Marianne Boiral
Artiste photographe
« Une part de moi dans l’histoire … Des rencontres de bouts de soi »
- Ateliers hebdomadaires menés sur un an (juin 2021 à mai 2022) avec les jeunes et l’ensemble de l’équipe d’un établissement de placement de la Protection Judiciaire de la Jeunesse à Besançon. Chaque participant réalise, en plus de son portrait, un texte et une photographie. 48 participants. Le partenariat se poursuit aujourd’hui et d’autres projets sont mis en place. (DRAC/PJJ)
« C’est quoi « l’histoire » ?
« L’histoire c’est d’abord UNE histoire : celle que tu choisis de dire et de raconter, l’histoire c’est ce coté de toi que tu révèles, à travers un texte que tu composes, à travers ce visage que tu dévoiles. En quelque sorte il y a Ton histoire qui donne une certaine image de toi, ce « bout de toi » que tu montres, et il y a toutes les autres histoires.
Car l’histoire c’est Une histoire, mais c’est aussi un ensemble d’histoires, de « bouts de soi » qui composent une autre histoire. Alors l’histoire c’est ce dialogue, un dialogue entre ces « bouts de soi », une interaction. Une image à un moment donnée, une image que l’on fige, certes, mais qui ne fait que passer, que l’on pourrait revisiter, une image qui s’interprète de multiples façons, au gré des découvertes éprouvées. Une certaine image, mouvante, vécue intérieurement en multiples ressentis, une certaine image de vos parcours d’où proviennent ces «bouts de soi ».
Il y a un milieu : le quartier mineur ou l’établissement de placement. Ce « bout de toi » que tu choisis de dévoiler, est une part de création, il est construit lors de ce temps de placement judiciaire. Il permet un retour sur soi. Il doit avoir une fonction instauratrice, permettant d’aller de l’avant, de construire le lendemain. Car l’objectif est d’aller au-delà, de se construire, de « tracer son chemin », de s’en sortir, de « faire face ».
##############################
- Consigne a -
Indiquez si chacune des affirmations suivantes concorde avec l'extrait, en répondant par oui ou par non et en citant textuellement les mots qui tranchent : (i) les ateliers ont réuni 48 participants ; (ii) les ateliers se sont déroulés à Lyon ; (iii) chaque participant réalise seulement son portrait.
L'extrait et les enregistrements forment deux matériaux indépendants l'un de l'autre.

- Matériel fourni -
##############################
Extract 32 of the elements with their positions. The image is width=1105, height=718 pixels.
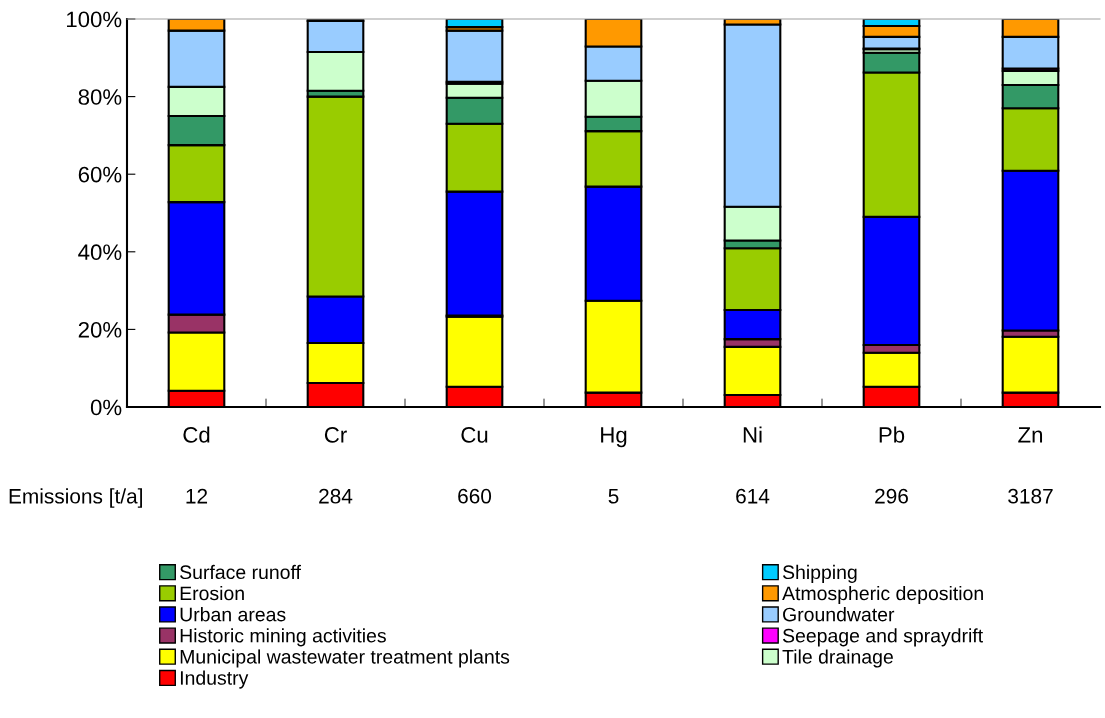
##############################
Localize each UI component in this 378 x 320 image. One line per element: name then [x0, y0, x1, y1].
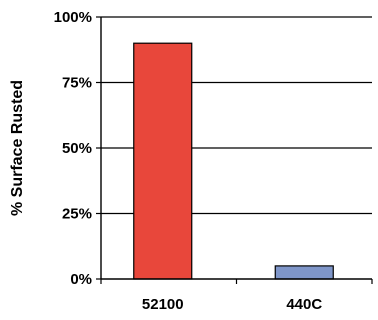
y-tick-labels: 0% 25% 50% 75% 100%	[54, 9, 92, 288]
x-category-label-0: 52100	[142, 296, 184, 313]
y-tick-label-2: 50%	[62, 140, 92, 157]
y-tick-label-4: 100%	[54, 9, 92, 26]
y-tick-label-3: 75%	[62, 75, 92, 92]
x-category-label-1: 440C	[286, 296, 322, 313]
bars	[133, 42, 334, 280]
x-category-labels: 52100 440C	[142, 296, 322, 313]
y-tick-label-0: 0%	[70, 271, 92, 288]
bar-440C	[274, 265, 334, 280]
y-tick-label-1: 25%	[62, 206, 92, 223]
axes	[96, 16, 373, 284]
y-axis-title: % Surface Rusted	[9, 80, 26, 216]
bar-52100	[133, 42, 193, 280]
##############################
- Consigne b -
Comptez les lignes des enregistrements où figure la chaîne « image », en tenant compte de la casse, et donnez uniquement ce nombre.

- Corrigé a -
(i) Oui : « 48 participants. »
(ii) Non : « à Besançon »
(iii) Non : « Chaque participant réalise, en plus de son portrait, un texte et une photographie. »

- Corrigé b -
2